### Stated exercise
Every line below that holds the string "screenshot" should be copied out.

### Data section
* Start *
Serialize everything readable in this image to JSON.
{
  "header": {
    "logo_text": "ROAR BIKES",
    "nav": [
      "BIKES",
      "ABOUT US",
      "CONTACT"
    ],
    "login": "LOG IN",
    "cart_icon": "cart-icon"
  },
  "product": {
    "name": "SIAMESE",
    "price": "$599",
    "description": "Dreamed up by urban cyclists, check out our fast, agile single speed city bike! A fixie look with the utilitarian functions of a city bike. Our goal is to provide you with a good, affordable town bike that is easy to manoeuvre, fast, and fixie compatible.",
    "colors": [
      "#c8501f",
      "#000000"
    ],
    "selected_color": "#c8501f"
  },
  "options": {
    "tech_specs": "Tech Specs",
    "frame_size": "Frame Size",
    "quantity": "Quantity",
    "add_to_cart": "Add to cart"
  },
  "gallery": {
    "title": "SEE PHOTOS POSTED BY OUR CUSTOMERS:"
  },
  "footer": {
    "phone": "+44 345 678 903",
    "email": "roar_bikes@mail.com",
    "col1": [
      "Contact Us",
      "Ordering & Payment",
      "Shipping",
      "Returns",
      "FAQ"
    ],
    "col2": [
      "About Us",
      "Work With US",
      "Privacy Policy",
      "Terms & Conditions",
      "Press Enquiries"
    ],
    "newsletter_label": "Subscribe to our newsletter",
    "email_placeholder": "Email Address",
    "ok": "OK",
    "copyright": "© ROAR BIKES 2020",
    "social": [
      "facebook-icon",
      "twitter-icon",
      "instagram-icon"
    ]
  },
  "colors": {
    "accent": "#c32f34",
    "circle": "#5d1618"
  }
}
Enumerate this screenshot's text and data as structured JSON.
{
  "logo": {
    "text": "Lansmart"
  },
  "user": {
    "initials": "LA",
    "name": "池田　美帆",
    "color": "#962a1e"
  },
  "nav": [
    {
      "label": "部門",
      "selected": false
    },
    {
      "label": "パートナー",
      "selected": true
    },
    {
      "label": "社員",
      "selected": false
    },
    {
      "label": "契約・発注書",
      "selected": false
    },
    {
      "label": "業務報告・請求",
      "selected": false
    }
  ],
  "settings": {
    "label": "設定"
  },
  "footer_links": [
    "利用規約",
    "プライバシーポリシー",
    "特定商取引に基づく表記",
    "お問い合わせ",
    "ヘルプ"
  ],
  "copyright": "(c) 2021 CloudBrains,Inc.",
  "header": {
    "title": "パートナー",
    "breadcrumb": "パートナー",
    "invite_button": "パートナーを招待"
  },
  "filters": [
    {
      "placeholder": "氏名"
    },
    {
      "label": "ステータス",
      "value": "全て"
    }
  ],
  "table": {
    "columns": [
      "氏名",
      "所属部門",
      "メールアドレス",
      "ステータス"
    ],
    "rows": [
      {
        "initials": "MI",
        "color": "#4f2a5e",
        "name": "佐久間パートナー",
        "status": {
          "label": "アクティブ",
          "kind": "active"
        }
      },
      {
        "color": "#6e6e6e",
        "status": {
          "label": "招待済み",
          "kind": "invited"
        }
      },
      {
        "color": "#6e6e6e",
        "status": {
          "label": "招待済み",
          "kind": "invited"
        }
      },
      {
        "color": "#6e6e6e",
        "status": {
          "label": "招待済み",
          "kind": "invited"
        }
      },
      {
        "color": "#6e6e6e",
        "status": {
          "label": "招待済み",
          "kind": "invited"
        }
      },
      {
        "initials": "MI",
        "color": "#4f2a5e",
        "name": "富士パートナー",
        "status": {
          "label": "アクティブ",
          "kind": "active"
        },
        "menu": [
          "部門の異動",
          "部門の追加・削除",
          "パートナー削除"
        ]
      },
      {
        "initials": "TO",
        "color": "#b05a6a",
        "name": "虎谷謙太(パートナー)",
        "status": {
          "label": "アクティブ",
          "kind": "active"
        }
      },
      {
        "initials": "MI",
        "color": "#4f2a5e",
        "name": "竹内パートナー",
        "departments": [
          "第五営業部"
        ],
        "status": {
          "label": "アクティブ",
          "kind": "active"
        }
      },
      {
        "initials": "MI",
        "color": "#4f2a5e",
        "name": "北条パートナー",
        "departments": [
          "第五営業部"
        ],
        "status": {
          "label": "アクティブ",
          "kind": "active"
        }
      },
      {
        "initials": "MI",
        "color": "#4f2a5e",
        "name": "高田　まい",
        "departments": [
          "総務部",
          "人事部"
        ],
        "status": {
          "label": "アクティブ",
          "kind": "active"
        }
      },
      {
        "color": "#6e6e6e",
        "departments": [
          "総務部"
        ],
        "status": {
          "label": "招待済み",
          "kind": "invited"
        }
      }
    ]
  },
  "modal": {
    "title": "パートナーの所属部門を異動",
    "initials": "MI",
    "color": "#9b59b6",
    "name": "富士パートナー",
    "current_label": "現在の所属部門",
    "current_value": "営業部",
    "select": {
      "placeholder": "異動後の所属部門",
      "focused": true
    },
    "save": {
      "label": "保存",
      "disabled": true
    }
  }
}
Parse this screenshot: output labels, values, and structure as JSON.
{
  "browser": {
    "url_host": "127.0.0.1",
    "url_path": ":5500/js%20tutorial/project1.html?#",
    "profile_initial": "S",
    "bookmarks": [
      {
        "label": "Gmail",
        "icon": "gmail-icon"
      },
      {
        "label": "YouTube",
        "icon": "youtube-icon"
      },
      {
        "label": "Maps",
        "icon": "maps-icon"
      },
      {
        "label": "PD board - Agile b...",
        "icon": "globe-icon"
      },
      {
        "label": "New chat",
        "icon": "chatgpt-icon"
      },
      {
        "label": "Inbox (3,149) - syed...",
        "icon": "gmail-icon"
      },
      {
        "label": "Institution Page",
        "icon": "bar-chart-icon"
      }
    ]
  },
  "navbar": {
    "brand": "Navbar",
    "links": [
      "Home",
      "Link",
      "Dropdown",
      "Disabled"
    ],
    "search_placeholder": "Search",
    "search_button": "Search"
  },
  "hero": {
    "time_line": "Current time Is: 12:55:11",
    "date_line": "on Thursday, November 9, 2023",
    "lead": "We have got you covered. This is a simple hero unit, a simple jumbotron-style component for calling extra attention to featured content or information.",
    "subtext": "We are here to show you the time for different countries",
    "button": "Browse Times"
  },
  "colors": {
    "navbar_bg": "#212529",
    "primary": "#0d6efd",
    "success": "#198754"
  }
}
* End *
### Solution for this task
Enumerate this screenshot's text and data as structured JSON.
Parse this screenshot: output labels, values, and structure as JSON.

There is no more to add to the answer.